## WRITTEN EXERCISE
Could you write out the records below exactly as they appear, leaving out any pictures?

-------

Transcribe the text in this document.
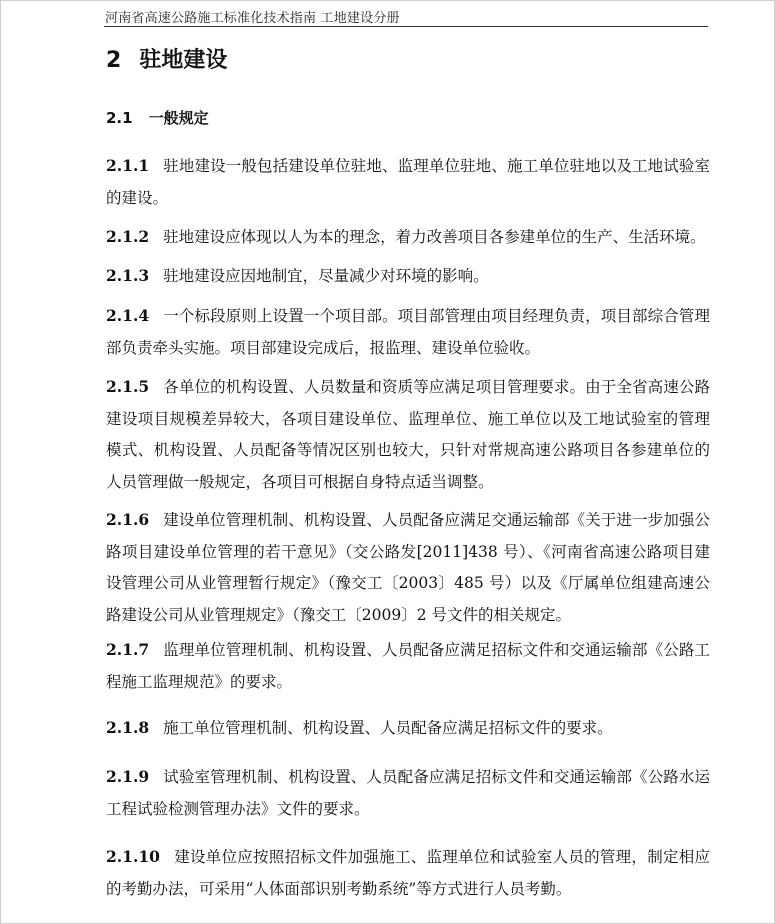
河南省高速公路施工标准化技术指南 工地建设分册
2 驻地建设
2.1 一般规定
2.1.1 驻地建设一般包括建设单位驻地、监理单位驻地、施工单位驻地以及工地试验室的建设。
2.1.2 驻地建设应体现以人为本的理念，着力改善项目各参建单位的生产、生活环境。
2.1.3 驻地建设应因地制宜，尽量减少对环境的影响。
2.1.4 一个标段原则上设置一个项目部。项目部管理由项目经理负责，项目部综合管理部负责牵头实施。项目部建设完成后，报监理、建设单位验收。
2.1.5 各单位的机构设置、人员数量和资质等应满足项目管理要求。由于全省高速公路建设项目规模差异较大，各项目建设单位、监理单位、施工单位以及工地试验室的管理模式、机构设置、人员配备等情况区别也较大，只针对常规高速公路项目各参建单位的人员管理做一般规定，各项目可根据自身特点适当调整。
2.1.6 建设单位管理机制、机构设置、人员配备应满足交通运输部《关于进一步加强公路项目建设单位管理的若干意见》（交公路发[2011]438 号）、《河南省高速公路项目建设管理公司从业管理暂行规定》（豫交工〔2003〕485 号）以及《厅属单位组建高速公路建设公司从业管理规定》（豫交工〔2009〕2 号文件的相关规定。
2.1.7 监理单位管理机制、机构设置、人员配备应满足招标文件和交通运输部《公路工程施工监理规范》的要求。
2.1.8 施工单位管理机制、机构设置、人员配备应满足招标文件的要求。
2.1.9 试验室管理机制、机构设置、人员配备应满足招标文件和交通运输部《公路水运工程试验检测管理办法》文件的要求。
2.1.10 建设单位应按照招标文件加强施工、监理单位和试验室人员的管理，制定相应的考勤办法，可采用“人体面部识别考勤系统”等方式进行人员考勤。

-------

## RESULT OF THIS TASK
Transcribe the text in this document.
河南省高速公路施工标准化技术指南 工地建设分册
2 驻地建设
2.1 一般规定
2.1.1 驻地建设一般包括建设单位驻地、监理单位驻地、施工单位驻地以及工地试验室的建设。
2.1.2 驻地建设应体现以人为本的理念，着力改善项目各参建单位的生产、生活环境。
2.1.3 驻地建设应因地制宜，尽量减少对环境的影响。
2.1.4 一个标段原则上设置一个项目部。项目部管理由项目经理负责，项目部综合管理部负责牵头实施。项目部建设完成后，报监理、建设单位验收。
2.1.5 各单位的机构设置、人员数量和资质等应满足项目管理要求。由于全省高速公路建设项目规模差异较大，各项目建设单位、监理单位、施工单位以及工地试验室的管理模式、机构设置、人员配备等情况区别也较大，只针对常规高速公路项目各参建单位的人员管理做一般规定，各项目可根据自身特点适当调整。
2.1.6 建设单位管理机制、机构设置、人员配备应满足交通运输部《关于进一步加强公路项目建设单位管理的若干意见》（交公路发[2011]438 号）、《河南省高速公路项目建设管理公司从业管理暂行规定》（豫交工〔2003〕485 号）以及《厅属单位组建高速公路建设公司从业管理规定》（豫交工〔2009〕2 号文件的相关规定。
2.1.7 监理单位管理机制、机构设置、人员配备应满足招标文件和交通运输部《公路工程施工监理规范》的要求。
2.1.8 施工单位管理机制、机构设置、人员配备应满足招标文件的要求。
2.1.9 试验室管理机制、机构设置、人员配备应满足招标文件和交通运输部《公路水运工程试验检测管理办法》文件的要求。
2.1.10 建设单位应按照招标文件加强施工、监理单位和试验室人员的管理，制定相应的考勤办法，可采用“人体面部识别考勤系统”等方式进行人员考勤。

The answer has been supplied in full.